GOAL OF THE EXERCISE:
Every record should be copied exactly, except that pictures are to be omitted.

(Records from a collection)
★ ★ ★ ★ ★ ★ ★
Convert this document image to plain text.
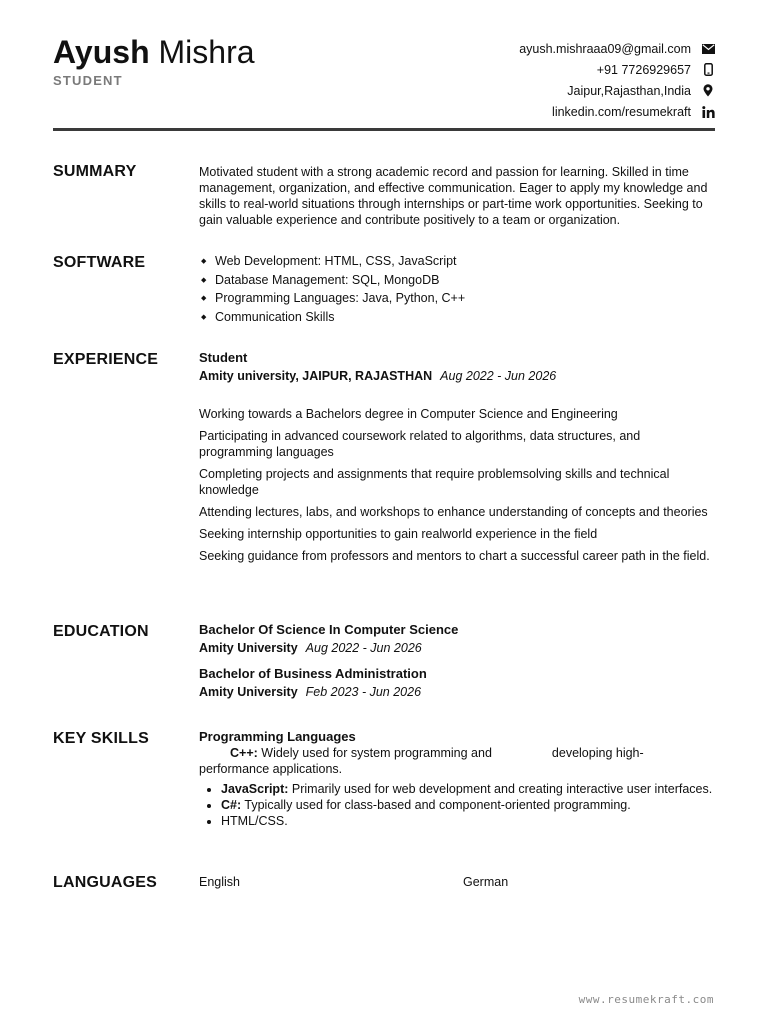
Ayush Mishra
STUDENT
ayush.mishraaa09@gmail.com
+91 7726929657
Jaipur,Rajasthan,India
linkedin.com/resumekraft
SUMMARY	Motivated student with a strong academic record and passion for learning. Skilled in time management, organization, and effective communication. Eager to apply my knowledge and skills to real-world situations through internships or part-time work opportunities. Seeking to gain valuable experience and contribute positively to a team or organization.
SOFTWARE
◆	Web Development: HTML, CSS, JavaScript
◆ Database Management: SQL, MongoDB
◆ Programming Languages: Java, Python, C++
◆ Communication Skills
EXPERIENCE	Student
Amity university, JAIPUR, RAJASTHAN Aug 2022 - Jun 2026

Working towards a Bachelors degree in Computer Science and Engineering

Participating in advanced coursework related to algorithms, data structures, and programming languages

Completing projects and assignments that require problemsolving skills and technical knowledge

Attending lectures, labs, and workshops to enhance understanding of concepts and theories

Seeking internship opportunities to gain realworld experience in the field

Seeking guidance from professors and mentors to chart a successful career path in the field.

EDUCATION	Bachelor Of Science In Computer Science
Amity University Aug 2022 - Jun 2026
Bachelor of Business Administration
Amity University Feb 2023 - Jun 2026
KEY SKILLS	Programming Languages
C++: Widely used for system programming and	developing high-
performance applications.
• JavaScript: Primarily used for web development and creating interactive user interfaces.
• C#: Typically used for class-based and component-oriented programming.
• HTML/CSS.
LANGUAGES	English	German
www.resumekraft.com
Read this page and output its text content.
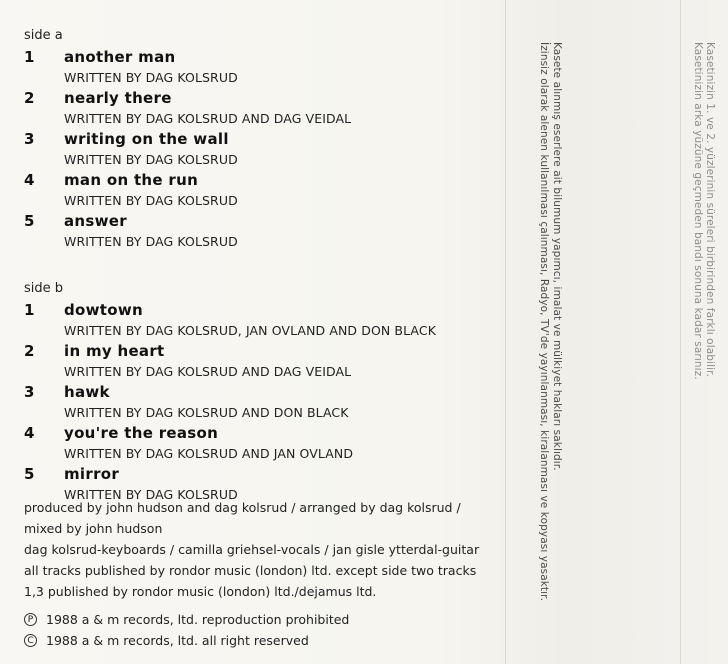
side a
1 another man
WRITTEN BY DAG KOLSRUD
2 nearly there
WRITTEN BY DAG KOLSRUD AND DAG VEIDAL
3 writing on the wall
WRITTEN BY DAG KOLSRUD
4 man on the run
WRITTEN BY DAG KOLSRUD
5 answer
WRITTEN BY DAG KOLSRUD
side b
1 dowtown
WRITTEN BY DAG KOLSRUD, JAN OVLAND AND DON BLACK
2 in my heart
WRITTEN BY DAG KOLSRUD AND DAG VEIDAL
3 hawk
WRITTEN BY DAG KOLSRUD AND DON BLACK
4 you're the reason
WRITTEN BY DAG KOLSRUD AND JAN OVLAND
5 mirror
WRITTEN BY DAG KOLSRUD
produced by john hudson and dag kolsrud / arranged by dag kolsrud /
mixed by john hudson
dag kolsrud-keyboards / camilla griehsel-vocals / jan gisle ytterdal-guitar
all tracks published by rondor music (london) ltd. except side two tracks
1,3 published by rondor music (london) ltd./dejamus ltd.
P	1988 a & m records, ltd. reproduction prohibited
C 1988 a & m records, ltd. all right reserved
Kasete alınmış eserlere ait bilumum yapımcı, imalat ve mülkiyet hakları saklıdır.
İzinsiz olarak alenen kullanılması çalınması, Radyo, TV'de yayınlanması, kiralanması ve kopyası yasaktır.	Kasetinizin 1. ve 2. yüzlerinin süreleri birbirinden farklı olabilir.
Kasetinizin arka yüzüne geçmeden bandı sonuna kadar sarınız.
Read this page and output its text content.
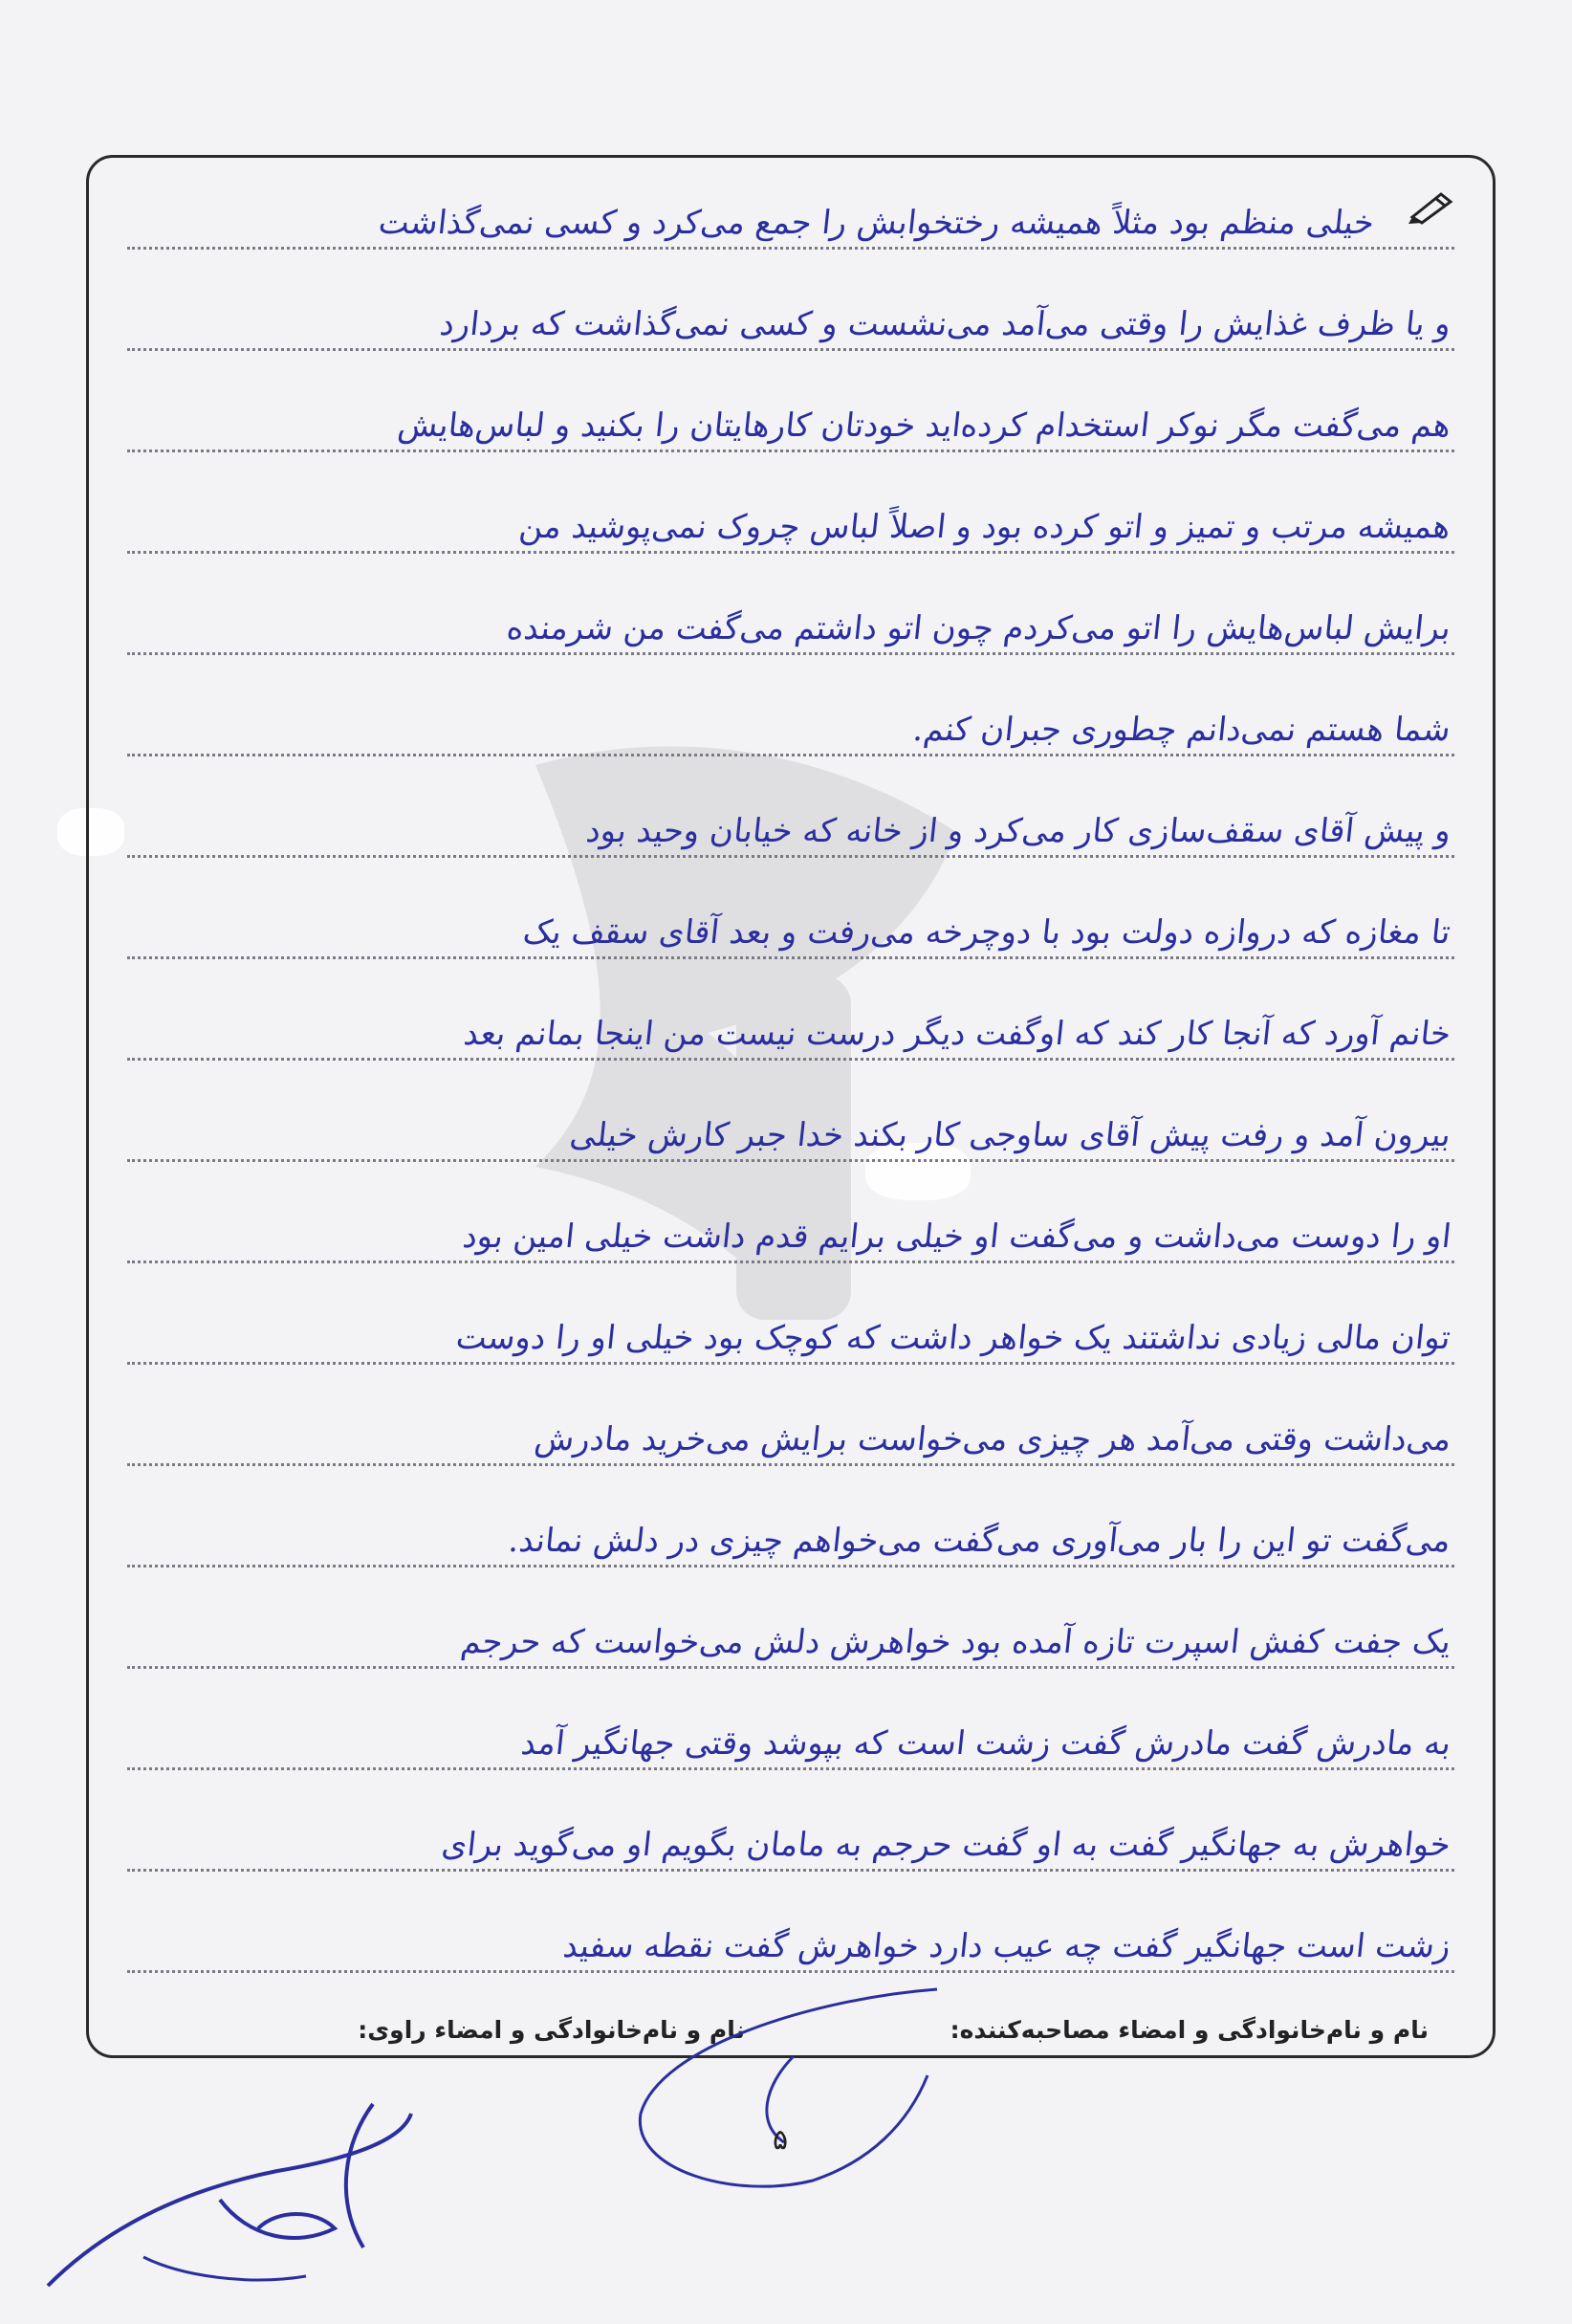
خیلی منظم بود مثلاً همیشه رختخوابش را جمع می‌کرد و کسی نمی‌گذاشت
و یا ظرف غذایش را وقتی می‌آمد می‌نشست و کسی نمی‌گذاشت که بردارد
هم می‌گفت مگر نوکر استخدام کرده‌اید خودتان کارهایتان را بکنید و لباس‌هایش
همیشه مرتب و تمیز و اتو کرده بود و اصلاً لباس چروک نمی‌پوشید من
برایش لباس‌هایش را اتو می‌کردم چون اتو داشتم می‌گفت من شرمنده
شما هستم نمی‌دانم چطوری جبران کنم.
و پیش آقای سقف‌سازی کار می‌کرد و از خانه که خیابان وحید بود
تا مغازه که دروازه دولت بود با دوچرخه می‌رفت و بعد آقای سقف یک
خانم آورد که آنجا کار کند که اوگفت دیگر درست نیست من اینجا بمانم بعد
بیرون آمد و رفت پیش آقای ساوجی کار بکند خدا جبر کارش خیلی
او را دوست می‌داشت و می‌گفت او خیلی برایم قدم داشت خیلی امین بود
توان مالی زیادی نداشتند یک خواهر داشت که کوچک بود خیلی او را دوست
می‌داشت وقتی می‌آمد هر چیزی می‌خواست برایش می‌خرید مادرش
می‌گفت تو این را بار می‌آوری می‌گفت می‌خواهم چیزی در دلش نماند.
یک جفت کفش اسپرت تازه آمده بود خواهرش دلش می‌خواست که حرجم
به مادرش گفت مادرش گفت زشت است که بپوشد وقتی جهانگیر آمد
خواهرش به جهانگیر گفت به او گفت حرجم به مامان بگویم او می‌گوید برای
زشت است جهانگیر گفت چه عیب دارد خواهرش گفت نقطه سفید
نام و نام‌خانوادگی و امضاء مصاحبه‌کننده:
نام و نام‌خانوادگی و امضاء راوی:
۵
★ ★ ★ ★ ★ ★ ★
FINAL ANSWER:
Convert this document image to plain text.
Ayush Mishra
STUDENT
ayush.mishraaa09@gmail.com
+91 7726929657
Jaipur,Rajasthan,India
linkedin.com/resumekraft
SUMMARY	Motivated student with a strong academic record and passion for learning. Skilled in time management, organization, and effective communication. Eager to apply my knowledge and skills to real-world situations through internships or part-time work opportunities. Seeking to gain valuable experience and contribute positively to a team or organization.
SOFTWARE
◆	Web Development: HTML, CSS, JavaScript
◆ Database Management: SQL, MongoDB
◆ Programming Languages: Java, Python, C++
◆ Communication Skills
EXPERIENCE	Student
Amity university, JAIPUR, RAJASTHAN Aug 2022 - Jun 2026

Working towards a Bachelors degree in Computer Science and Engineering

Participating in advanced coursework related to algorithms, data structures, and programming languages

Completing projects and assignments that require problemsolving skills and technical knowledge

Attending lectures, labs, and workshops to enhance understanding of concepts and theories

Seeking internship opportunities to gain realworld experience in the field

Seeking guidance from professors and mentors to chart a successful career path in the field.

EDUCATION	Bachelor Of Science In Computer Science
Amity University Aug 2022 - Jun 2026
Bachelor of Business Administration
Amity University Feb 2023 - Jun 2026
KEY SKILLS	Programming Languages
C++: Widely used for system programming and	developing high-
performance applications.
• JavaScript: Primarily used for web development and creating interactive user interfaces.
• C#: Typically used for class-based and component-oriented programming.
• HTML/CSS.
LANGUAGES	English	German
www.resumekraft.com
Read this page and output its text content.
side a
1 another man
WRITTEN BY DAG KOLSRUD
2 nearly there
WRITTEN BY DAG KOLSRUD AND DAG VEIDAL
3 writing on the wall
WRITTEN BY DAG KOLSRUD
4 man on the run
WRITTEN BY DAG KOLSRUD
5 answer
WRITTEN BY DAG KOLSRUD
side b
1 dowtown
WRITTEN BY DAG KOLSRUD, JAN OVLAND AND DON BLACK
2 in my heart
WRITTEN BY DAG KOLSRUD AND DAG VEIDAL
3 hawk
WRITTEN BY DAG KOLSRUD AND DON BLACK
4 you're the reason
WRITTEN BY DAG KOLSRUD AND JAN OVLAND
5 mirror
WRITTEN BY DAG KOLSRUD
produced by john hudson and dag kolsrud / arranged by dag kolsrud /
mixed by john hudson
dag kolsrud-keyboards / camilla griehsel-vocals / jan gisle ytterdal-guitar
all tracks published by rondor music (london) ltd. except side two tracks
1,3 published by rondor music (london) ltd./dejamus ltd.
P	1988 a & m records, ltd. reproduction prohibited
C 1988 a & m records, ltd. all right reserved
Kasete alınmış eserlere ait bilumum yapımcı, imalat ve mülkiyet hakları saklıdır.
İzinsiz olarak alenen kullanılması çalınması, Radyo, TV'de yayınlanması, kiralanması ve kopyası yasaktır.	Kasetinizin 1. ve 2. yüzlerinin süreleri birbirinden farklı olabilir.
Kasetinizin arka yüzüne geçmeden bandı sonuna kadar sarınız.
Read this page and output its text content.
خیلی منظم بود مثلاً همیشه رختخوابش را جمع می‌کرد و کسی نمی‌گذاشت
و یا ظرف غذایش را وقتی می‌آمد می‌نشست و کسی نمی‌گذاشت که بردارد
هم می‌گفت مگر نوکر استخدام کرده‌اید خودتان کارهایتان را بکنید و لباس‌هایش
همیشه مرتب و تمیز و اتو کرده بود و اصلاً لباس چروک نمی‌پوشید من
برایش لباس‌هایش را اتو می‌کردم چون اتو داشتم می‌گفت من شرمنده
شما هستم نمی‌دانم چطوری جبران کنم.
و پیش آقای سقف‌سازی کار می‌کرد و از خانه که خیابان وحید بود
تا مغازه که دروازه دولت بود با دوچرخه می‌رفت و بعد آقای سقف یک
خانم آورد که آنجا کار کند که اوگفت دیگر درست نیست من اینجا بمانم بعد
بیرون آمد و رفت پیش آقای ساوجی کار بکند خدا جبر کارش خیلی
او را دوست می‌داشت و می‌گفت او خیلی برایم قدم داشت خیلی امین بود
توان مالی زیادی نداشتند یک خواهر داشت که کوچک بود خیلی او را دوست
می‌داشت وقتی می‌آمد هر چیزی می‌خواست برایش می‌خرید مادرش
می‌گفت تو این را بار می‌آوری می‌گفت می‌خواهم چیزی در دلش نماند.
یک جفت کفش اسپرت تازه آمده بود خواهرش دلش می‌خواست که حرجم
به مادرش گفت مادرش گفت زشت است که بپوشد وقتی جهانگیر آمد
خواهرش به جهانگیر گفت به او گفت حرجم به مامان بگویم او می‌گوید برای
زشت است جهانگیر گفت چه عیب دارد خواهرش گفت نقطه سفید
نام و نام‌خانوادگی و امضاء مصاحبه‌کننده:
نام و نام‌خانوادگی و امضاء راوی:
۵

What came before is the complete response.